### Exercise inputs
— START —

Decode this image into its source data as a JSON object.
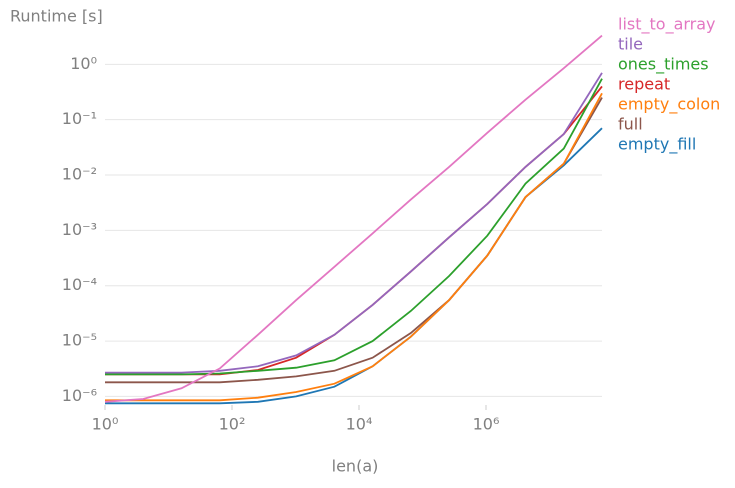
{
  "chart_data": {
    "type": "line",
    "y_label": "Runtime [s]",
    "x_label": "len(a)",
    "x": [
      1,
      4,
      16,
      64,
      256,
      1024,
      4096,
      16384,
      65536,
      262144,
      1048576,
      4194304,
      16777216,
      67108864
    ],
    "xscale": "log",
    "yscale": "log",
    "grid": "y",
    "xlim": [
      1,
      67108864
    ],
    "xticks": [
      {
        "value": 1,
        "label": "10⁰"
      },
      {
        "value": 100,
        "label": "10²"
      },
      {
        "value": 10000,
        "label": "10⁴"
      },
      {
        "value": 1000000,
        "label": "10⁶"
      }
    ],
    "ylim": [
      7e-07,
      4
    ],
    "yticks": [
      {
        "value": 1e-06,
        "label": "10⁻⁶"
      },
      {
        "value": 1e-05,
        "label": "10⁻⁵"
      },
      {
        "value": 0.0001,
        "label": "10⁻⁴"
      },
      {
        "value": 0.001,
        "label": "10⁻³"
      },
      {
        "value": 0.01,
        "label": "10⁻²"
      },
      {
        "value": 0.1,
        "label": "10⁻¹"
      },
      {
        "value": 1,
        "label": "10⁰"
      }
    ],
    "legend": "outside-right",
    "series": [
      {
        "name": "list_to_array",
        "color": "#e377c2",
        "values": [
          8e-07,
          9e-07,
          1.4e-06,
          3.2e-06,
          1.3e-05,
          5.5e-05,
          0.00022,
          0.00088,
          0.0036,
          0.014,
          0.058,
          0.23,
          0.85,
          3.3
        ]
      },
      {
        "name": "tile",
        "color": "#9467bd",
        "values": [
          2.7e-06,
          2.7e-06,
          2.7e-06,
          2.9e-06,
          3.5e-06,
          5.5e-06,
          1.3e-05,
          4.5e-05,
          0.00018,
          0.00075,
          0.003,
          0.014,
          0.055,
          0.7
        ]
      },
      {
        "name": "ones_times",
        "color": "#2ca02c",
        "values": [
          2.5e-06,
          2.5e-06,
          2.5e-06,
          2.6e-06,
          2.9e-06,
          3.3e-06,
          4.5e-06,
          1e-05,
          3.5e-05,
          0.00015,
          0.0008,
          0.007,
          0.03,
          0.55
        ]
      },
      {
        "name": "repeat",
        "color": "#d62728",
        "values": [
          2.5e-06,
          2.5e-06,
          2.5e-06,
          2.5e-06,
          3e-06,
          5e-06,
          1.3e-05,
          4.5e-05,
          0.00018,
          0.00075,
          0.003,
          0.014,
          0.055,
          0.4
        ]
      },
      {
        "name": "empty_colon",
        "color": "#ff7f0e",
        "values": [
          8.5e-07,
          8.5e-07,
          8.5e-07,
          8.5e-07,
          9.5e-07,
          1.2e-06,
          1.7e-06,
          3.5e-06,
          1.2e-05,
          5.5e-05,
          0.00035,
          0.004,
          0.016,
          0.3
        ]
      },
      {
        "name": "full",
        "color": "#8c564b",
        "values": [
          1.8e-06,
          1.8e-06,
          1.8e-06,
          1.8e-06,
          2e-06,
          2.3e-06,
          2.9e-06,
          5e-06,
          1.4e-05,
          5.5e-05,
          0.00035,
          0.004,
          0.016,
          0.25
        ]
      },
      {
        "name": "empty_fill",
        "color": "#1f77b4",
        "values": [
          7.5e-07,
          7.5e-07,
          7.5e-07,
          7.5e-07,
          8e-07,
          1e-06,
          1.5e-06,
          3.5e-06,
          1.2e-05,
          5.5e-05,
          0.00035,
          0.004,
          0.015,
          0.07
        ]
      }
    ]
  }
}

— END —

### Exercise directions
Ignore the images and quote every line of the listing exactly.

### Result of the task
Decode this image into its source data as a JSON object.
{
  "chart_data": {
    "type": "line",
    "y_label": "Runtime [s]",
    "x_label": "len(a)",
    "x": [
      1,
      4,
      16,
      64,
      256,
      1024,
      4096,
      16384,
      65536,
      262144,
      1048576,
      4194304,
      16777216,
      67108864
    ],
    "xscale": "log",
    "yscale": "log",
    "grid": "y",
    "xlim": [
      1,
      67108864
    ],
    "xticks": [
      {
        "value": 1,
        "label": "10⁰"
      },
      {
        "value": 100,
        "label": "10²"
      },
      {
        "value": 10000,
        "label": "10⁴"
      },
      {
        "value": 1000000,
        "label": "10⁶"
      }
    ],
    "ylim": [
      7e-07,
      4
    ],
    "yticks": [
      {
        "value": 1e-06,
        "label": "10⁻⁶"
      },
      {
        "value": 1e-05,
        "label": "10⁻⁵"
      },
      {
        "value": 0.0001,
        "label": "10⁻⁴"
      },
      {
        "value": 0.001,
        "label": "10⁻³"
      },
      {
        "value": 0.01,
        "label": "10⁻²"
      },
      {
        "value": 0.1,
        "label": "10⁻¹"
      },
      {
        "value": 1,
        "label": "10⁰"
      }
    ],
    "legend": "outside-right",
    "series": [
      {
        "name": "list_to_array",
        "color": "#e377c2",
        "values": [
          8e-07,
          9e-07,
          1.4e-06,
          3.2e-06,
          1.3e-05,
          5.5e-05,
          0.00022,
          0.00088,
          0.0036,
          0.014,
          0.058,
          0.23,
          0.85,
          3.3
        ]
      },
      {
        "name": "tile",
        "color": "#9467bd",
        "values": [
          2.7e-06,
          2.7e-06,
          2.7e-06,
          2.9e-06,
          3.5e-06,
          5.5e-06,
          1.3e-05,
          4.5e-05,
          0.00018,
          0.00075,
          0.003,
          0.014,
          0.055,
          0.7
        ]
      },
      {
        "name": "ones_times",
        "color": "#2ca02c",
        "values": [
          2.5e-06,
          2.5e-06,
          2.5e-06,
          2.6e-06,
          2.9e-06,
          3.3e-06,
          4.5e-06,
          1e-05,
          3.5e-05,
          0.00015,
          0.0008,
          0.007,
          0.03,
          0.55
        ]
      },
      {
        "name": "repeat",
        "color": "#d62728",
        "values": [
          2.5e-06,
          2.5e-06,
          2.5e-06,
          2.5e-06,
          3e-06,
          5e-06,
          1.3e-05,
          4.5e-05,
          0.00018,
          0.00075,
          0.003,
          0.014,
          0.055,
          0.4
        ]
      },
      {
        "name": "empty_colon",
        "color": "#ff7f0e",
        "values": [
          8.5e-07,
          8.5e-07,
          8.5e-07,
          8.5e-07,
          9.5e-07,
          1.2e-06,
          1.7e-06,
          3.5e-06,
          1.2e-05,
          5.5e-05,
          0.00035,
          0.004,
          0.016,
          0.3
        ]
      },
      {
        "name": "full",
        "color": "#8c564b",
        "values": [
          1.8e-06,
          1.8e-06,
          1.8e-06,
          1.8e-06,
          2e-06,
          2.3e-06,
          2.9e-06,
          5e-06,
          1.4e-05,
          5.5e-05,
          0.00035,
          0.004,
          0.016,
          0.25
        ]
      },
      {
        "name": "empty_fill",
        "color": "#1f77b4",
        "values": [
          7.5e-07,
          7.5e-07,
          7.5e-07,
          7.5e-07,
          8e-07,
          1e-06,
          1.5e-06,
          3.5e-06,
          1.2e-05,
          5.5e-05,
          0.00035,
          0.004,
          0.015,
          0.07
        ]
      }
    ]
  }
}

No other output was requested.